==== Input for this task

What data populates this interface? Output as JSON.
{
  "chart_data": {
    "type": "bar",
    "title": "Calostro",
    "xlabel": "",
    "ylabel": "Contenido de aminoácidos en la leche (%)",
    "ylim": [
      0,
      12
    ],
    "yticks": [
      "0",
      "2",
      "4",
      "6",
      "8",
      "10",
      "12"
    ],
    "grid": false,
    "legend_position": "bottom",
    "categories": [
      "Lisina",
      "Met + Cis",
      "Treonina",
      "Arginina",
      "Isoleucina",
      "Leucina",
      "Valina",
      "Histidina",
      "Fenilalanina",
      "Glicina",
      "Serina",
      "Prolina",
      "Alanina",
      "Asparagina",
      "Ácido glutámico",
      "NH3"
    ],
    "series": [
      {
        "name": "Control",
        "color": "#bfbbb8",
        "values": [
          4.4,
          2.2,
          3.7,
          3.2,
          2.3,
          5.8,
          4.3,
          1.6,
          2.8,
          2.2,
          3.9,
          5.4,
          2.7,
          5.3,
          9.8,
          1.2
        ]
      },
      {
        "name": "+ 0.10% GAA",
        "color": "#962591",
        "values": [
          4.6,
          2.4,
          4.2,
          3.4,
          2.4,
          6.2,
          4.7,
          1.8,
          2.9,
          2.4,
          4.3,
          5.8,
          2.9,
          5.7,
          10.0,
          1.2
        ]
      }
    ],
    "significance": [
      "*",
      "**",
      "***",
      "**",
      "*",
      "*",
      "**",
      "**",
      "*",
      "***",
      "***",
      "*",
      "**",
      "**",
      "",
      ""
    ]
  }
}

========

The problem
Faithfully transcribe the whole of the data.

Solution below
What data populates this interface? Output as JSON.
{
  "chart_data": {
    "type": "bar",
    "title": "Calostro",
    "xlabel": "",
    "ylabel": "Contenido de aminoácidos en la leche (%)",
    "ylim": [
      0,
      12
    ],
    "yticks": [
      "0",
      "2",
      "4",
      "6",
      "8",
      "10",
      "12"
    ],
    "grid": false,
    "legend_position": "bottom",
    "categories": [
      "Lisina",
      "Met + Cis",
      "Treonina",
      "Arginina",
      "Isoleucina",
      "Leucina",
      "Valina",
      "Histidina",
      "Fenilalanina",
      "Glicina",
      "Serina",
      "Prolina",
      "Alanina",
      "Asparagina",
      "Ácido glutámico",
      "NH3"
    ],
    "series": [
      {
        "name": "Control",
        "color": "#bfbbb8",
        "values": [
          4.4,
          2.2,
          3.7,
          3.2,
          2.3,
          5.8,
          4.3,
          1.6,
          2.8,
          2.2,
          3.9,
          5.4,
          2.7,
          5.3,
          9.8,
          1.2
        ]
      },
      {
        "name": "+ 0.10% GAA",
        "color": "#962591",
        "values": [
          4.6,
          2.4,
          4.2,
          3.4,
          2.4,
          6.2,
          4.7,
          1.8,
          2.9,
          2.4,
          4.3,
          5.8,
          2.9,
          5.7,
          10.0,
          1.2
        ]
      }
    ],
    "significance": [
      "*",
      "**",
      "***",
      "**",
      "*",
      "*",
      "**",
      "**",
      "*",
      "***",
      "***",
      "*",
      "**",
      "**",
      "",
      ""
    ]
  }
}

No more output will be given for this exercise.